_Goal_:
Print the material unchanged, starting at its first line and ending after the line that contains "table-row [102, 850, 1563, 1039]", with both of those lines included.

··· Exercise input ···

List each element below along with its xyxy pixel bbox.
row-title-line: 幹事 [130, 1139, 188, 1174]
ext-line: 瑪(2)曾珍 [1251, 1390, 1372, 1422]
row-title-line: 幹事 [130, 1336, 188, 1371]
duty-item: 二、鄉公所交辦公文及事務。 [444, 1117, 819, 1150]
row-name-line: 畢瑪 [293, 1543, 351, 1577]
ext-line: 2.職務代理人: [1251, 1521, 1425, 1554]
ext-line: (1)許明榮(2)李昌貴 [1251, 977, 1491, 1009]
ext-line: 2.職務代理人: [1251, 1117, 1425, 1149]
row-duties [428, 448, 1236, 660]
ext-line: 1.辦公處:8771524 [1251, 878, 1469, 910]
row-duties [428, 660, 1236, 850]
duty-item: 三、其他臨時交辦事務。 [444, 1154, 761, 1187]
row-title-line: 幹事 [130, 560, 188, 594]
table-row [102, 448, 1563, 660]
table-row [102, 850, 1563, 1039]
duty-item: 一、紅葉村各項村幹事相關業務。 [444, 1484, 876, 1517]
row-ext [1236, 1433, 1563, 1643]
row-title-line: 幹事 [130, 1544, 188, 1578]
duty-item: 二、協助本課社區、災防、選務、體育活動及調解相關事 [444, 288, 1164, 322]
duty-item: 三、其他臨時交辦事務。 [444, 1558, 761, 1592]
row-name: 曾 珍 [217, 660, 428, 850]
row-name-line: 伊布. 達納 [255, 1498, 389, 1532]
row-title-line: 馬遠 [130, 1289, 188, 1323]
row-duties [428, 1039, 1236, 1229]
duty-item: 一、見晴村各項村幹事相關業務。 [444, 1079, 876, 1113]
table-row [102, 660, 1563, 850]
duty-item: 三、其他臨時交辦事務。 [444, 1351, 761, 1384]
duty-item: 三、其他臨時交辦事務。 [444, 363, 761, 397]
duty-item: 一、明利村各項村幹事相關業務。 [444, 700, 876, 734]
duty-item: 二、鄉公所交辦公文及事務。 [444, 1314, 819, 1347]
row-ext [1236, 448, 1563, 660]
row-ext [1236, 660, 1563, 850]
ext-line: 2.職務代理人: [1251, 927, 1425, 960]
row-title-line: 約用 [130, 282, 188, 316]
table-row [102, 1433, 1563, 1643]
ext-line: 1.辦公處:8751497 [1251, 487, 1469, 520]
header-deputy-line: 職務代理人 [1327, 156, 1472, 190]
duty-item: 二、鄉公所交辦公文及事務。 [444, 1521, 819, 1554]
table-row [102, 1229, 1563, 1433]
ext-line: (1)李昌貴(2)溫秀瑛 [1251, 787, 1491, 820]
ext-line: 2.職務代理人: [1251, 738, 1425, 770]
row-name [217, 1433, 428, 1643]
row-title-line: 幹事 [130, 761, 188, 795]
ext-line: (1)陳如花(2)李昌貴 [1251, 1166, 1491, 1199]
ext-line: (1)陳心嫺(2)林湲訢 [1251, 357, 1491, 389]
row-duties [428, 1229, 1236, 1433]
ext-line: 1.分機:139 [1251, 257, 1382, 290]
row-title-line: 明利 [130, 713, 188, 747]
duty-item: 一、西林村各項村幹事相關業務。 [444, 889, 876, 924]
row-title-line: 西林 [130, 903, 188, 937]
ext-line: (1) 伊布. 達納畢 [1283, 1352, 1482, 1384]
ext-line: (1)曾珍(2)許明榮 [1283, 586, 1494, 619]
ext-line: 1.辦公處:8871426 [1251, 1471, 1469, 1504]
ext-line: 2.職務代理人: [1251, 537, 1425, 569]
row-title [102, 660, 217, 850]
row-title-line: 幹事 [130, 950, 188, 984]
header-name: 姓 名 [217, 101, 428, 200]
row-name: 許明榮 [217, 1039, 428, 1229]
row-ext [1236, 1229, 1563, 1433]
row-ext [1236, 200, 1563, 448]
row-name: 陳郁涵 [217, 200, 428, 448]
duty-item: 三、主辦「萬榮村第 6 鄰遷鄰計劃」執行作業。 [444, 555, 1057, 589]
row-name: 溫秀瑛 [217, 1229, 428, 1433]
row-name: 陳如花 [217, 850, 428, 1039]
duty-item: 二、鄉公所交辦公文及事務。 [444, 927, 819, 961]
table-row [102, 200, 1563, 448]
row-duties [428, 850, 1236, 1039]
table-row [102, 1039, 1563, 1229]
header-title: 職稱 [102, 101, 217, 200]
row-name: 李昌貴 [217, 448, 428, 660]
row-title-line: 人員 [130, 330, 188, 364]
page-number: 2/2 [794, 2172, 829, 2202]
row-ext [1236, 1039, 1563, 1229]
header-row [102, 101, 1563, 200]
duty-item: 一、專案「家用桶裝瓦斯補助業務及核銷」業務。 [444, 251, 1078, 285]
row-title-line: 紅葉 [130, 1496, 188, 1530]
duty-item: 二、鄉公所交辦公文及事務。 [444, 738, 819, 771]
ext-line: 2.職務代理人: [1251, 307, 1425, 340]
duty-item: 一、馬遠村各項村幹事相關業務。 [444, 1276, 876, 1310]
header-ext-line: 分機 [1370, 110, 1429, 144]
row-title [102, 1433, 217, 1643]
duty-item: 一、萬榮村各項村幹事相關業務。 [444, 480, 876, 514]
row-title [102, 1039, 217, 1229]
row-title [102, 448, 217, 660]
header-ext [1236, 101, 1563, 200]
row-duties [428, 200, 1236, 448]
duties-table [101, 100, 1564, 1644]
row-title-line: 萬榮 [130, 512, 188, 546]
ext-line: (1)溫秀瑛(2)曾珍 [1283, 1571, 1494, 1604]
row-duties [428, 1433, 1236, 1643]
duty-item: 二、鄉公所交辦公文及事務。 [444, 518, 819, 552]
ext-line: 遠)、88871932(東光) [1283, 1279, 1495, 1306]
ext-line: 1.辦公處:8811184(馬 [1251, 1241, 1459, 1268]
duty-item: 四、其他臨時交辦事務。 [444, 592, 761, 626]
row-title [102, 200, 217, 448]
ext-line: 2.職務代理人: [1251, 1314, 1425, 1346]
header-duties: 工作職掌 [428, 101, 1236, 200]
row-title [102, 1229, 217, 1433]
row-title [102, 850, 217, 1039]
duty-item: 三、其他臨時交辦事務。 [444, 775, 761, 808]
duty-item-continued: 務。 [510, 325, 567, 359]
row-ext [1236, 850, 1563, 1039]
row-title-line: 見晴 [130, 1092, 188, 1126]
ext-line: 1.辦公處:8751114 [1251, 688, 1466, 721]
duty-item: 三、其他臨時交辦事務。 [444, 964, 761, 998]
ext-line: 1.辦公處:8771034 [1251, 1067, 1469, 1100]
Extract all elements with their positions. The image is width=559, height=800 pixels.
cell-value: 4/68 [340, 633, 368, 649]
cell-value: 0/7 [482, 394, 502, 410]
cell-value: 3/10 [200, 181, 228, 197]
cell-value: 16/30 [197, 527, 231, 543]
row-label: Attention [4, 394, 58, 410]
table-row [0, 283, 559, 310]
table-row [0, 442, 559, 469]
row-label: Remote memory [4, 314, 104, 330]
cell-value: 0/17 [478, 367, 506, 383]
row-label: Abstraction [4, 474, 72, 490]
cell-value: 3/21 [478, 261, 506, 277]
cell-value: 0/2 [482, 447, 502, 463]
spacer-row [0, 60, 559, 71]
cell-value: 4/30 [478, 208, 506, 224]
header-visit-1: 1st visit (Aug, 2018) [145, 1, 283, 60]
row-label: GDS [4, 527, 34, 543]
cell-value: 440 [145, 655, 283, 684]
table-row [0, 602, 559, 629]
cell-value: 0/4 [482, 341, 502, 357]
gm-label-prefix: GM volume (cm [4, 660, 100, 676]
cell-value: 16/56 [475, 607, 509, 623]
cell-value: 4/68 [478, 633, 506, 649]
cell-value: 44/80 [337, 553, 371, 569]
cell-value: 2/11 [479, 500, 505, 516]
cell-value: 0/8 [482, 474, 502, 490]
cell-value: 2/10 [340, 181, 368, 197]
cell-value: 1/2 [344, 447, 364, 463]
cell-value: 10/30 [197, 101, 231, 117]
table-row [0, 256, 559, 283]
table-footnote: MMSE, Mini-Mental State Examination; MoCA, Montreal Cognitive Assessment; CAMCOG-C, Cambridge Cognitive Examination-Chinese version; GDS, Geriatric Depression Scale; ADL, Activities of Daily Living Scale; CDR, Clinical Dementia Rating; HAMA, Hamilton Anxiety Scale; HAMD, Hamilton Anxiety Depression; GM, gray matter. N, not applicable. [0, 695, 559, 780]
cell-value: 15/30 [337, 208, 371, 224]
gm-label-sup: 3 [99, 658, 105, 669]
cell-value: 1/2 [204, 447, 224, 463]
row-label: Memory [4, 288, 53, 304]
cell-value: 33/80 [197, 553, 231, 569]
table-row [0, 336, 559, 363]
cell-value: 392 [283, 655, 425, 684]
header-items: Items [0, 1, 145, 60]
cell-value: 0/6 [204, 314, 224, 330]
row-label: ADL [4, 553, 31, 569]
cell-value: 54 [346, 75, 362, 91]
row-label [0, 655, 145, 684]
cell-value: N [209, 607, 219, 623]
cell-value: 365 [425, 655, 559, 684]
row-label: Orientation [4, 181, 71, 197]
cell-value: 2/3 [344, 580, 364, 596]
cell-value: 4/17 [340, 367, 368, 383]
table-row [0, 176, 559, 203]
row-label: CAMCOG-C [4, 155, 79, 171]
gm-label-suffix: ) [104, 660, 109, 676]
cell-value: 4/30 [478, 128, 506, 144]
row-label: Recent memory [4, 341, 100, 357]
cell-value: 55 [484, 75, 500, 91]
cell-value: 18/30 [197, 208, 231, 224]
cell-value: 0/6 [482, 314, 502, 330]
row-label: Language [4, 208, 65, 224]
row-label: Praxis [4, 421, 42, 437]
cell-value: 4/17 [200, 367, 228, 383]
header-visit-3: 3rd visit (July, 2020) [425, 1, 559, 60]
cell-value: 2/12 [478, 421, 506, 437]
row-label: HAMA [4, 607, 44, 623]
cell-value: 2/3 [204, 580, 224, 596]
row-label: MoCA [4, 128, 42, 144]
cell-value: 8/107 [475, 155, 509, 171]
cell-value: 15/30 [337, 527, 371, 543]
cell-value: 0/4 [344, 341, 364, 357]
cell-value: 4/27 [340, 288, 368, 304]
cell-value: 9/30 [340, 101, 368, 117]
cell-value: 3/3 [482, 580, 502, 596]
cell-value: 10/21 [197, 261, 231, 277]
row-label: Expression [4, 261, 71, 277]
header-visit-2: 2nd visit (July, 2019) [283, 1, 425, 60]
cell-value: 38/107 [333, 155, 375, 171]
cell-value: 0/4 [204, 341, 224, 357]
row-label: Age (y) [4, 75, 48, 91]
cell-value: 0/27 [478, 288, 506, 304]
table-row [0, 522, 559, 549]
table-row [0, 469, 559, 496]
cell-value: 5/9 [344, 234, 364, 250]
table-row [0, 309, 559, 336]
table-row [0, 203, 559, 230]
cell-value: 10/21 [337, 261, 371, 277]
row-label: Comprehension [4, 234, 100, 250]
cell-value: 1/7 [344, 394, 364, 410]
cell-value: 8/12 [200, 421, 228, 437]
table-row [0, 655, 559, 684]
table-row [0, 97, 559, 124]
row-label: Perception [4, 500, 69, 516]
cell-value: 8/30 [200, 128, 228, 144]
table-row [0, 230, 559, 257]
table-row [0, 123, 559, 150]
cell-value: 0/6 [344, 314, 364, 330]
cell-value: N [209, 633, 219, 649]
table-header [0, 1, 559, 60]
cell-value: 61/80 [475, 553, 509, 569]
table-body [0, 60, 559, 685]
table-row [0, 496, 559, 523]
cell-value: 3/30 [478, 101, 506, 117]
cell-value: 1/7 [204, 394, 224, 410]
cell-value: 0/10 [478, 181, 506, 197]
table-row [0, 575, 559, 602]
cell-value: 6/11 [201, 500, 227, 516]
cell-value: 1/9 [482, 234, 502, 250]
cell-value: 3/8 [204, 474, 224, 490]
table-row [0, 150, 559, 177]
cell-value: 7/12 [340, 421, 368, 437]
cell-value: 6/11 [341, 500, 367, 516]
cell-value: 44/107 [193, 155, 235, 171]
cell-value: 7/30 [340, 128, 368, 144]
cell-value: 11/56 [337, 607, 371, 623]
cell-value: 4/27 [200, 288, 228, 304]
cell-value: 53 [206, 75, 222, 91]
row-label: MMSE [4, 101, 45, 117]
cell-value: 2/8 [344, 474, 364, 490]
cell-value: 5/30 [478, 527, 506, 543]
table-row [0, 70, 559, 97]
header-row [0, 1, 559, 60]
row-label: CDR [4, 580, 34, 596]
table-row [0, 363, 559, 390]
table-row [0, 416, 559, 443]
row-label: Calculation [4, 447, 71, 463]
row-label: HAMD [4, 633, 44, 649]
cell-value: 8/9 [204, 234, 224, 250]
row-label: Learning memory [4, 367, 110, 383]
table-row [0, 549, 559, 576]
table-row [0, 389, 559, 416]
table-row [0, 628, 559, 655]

···

_Result of this task_:
List each element below along with its xyxy pixel bbox.
row-title-line: 幹事 [130, 1139, 188, 1174]
ext-line: 瑪(2)曾珍 [1251, 1390, 1372, 1422]
row-title-line: 幹事 [130, 1336, 188, 1371]
duty-item: 二、鄉公所交辦公文及事務。 [444, 1117, 819, 1150]
row-name-line: 畢瑪 [293, 1543, 351, 1577]
ext-line: 2.職務代理人: [1251, 1521, 1425, 1554]
ext-line: (1)許明榮(2)李昌貴 [1251, 977, 1491, 1009]
ext-line: 2.職務代理人: [1251, 1117, 1425, 1149]
row-duties [428, 448, 1236, 660]
ext-line: 1.辦公處:8771524 [1251, 878, 1469, 910]
row-duties [428, 660, 1236, 850]
duty-item: 三、其他臨時交辦事務。 [444, 1154, 761, 1187]
row-title-line: 幹事 [130, 560, 188, 594]
table-row [102, 448, 1563, 660]
table-row [102, 850, 1563, 1039]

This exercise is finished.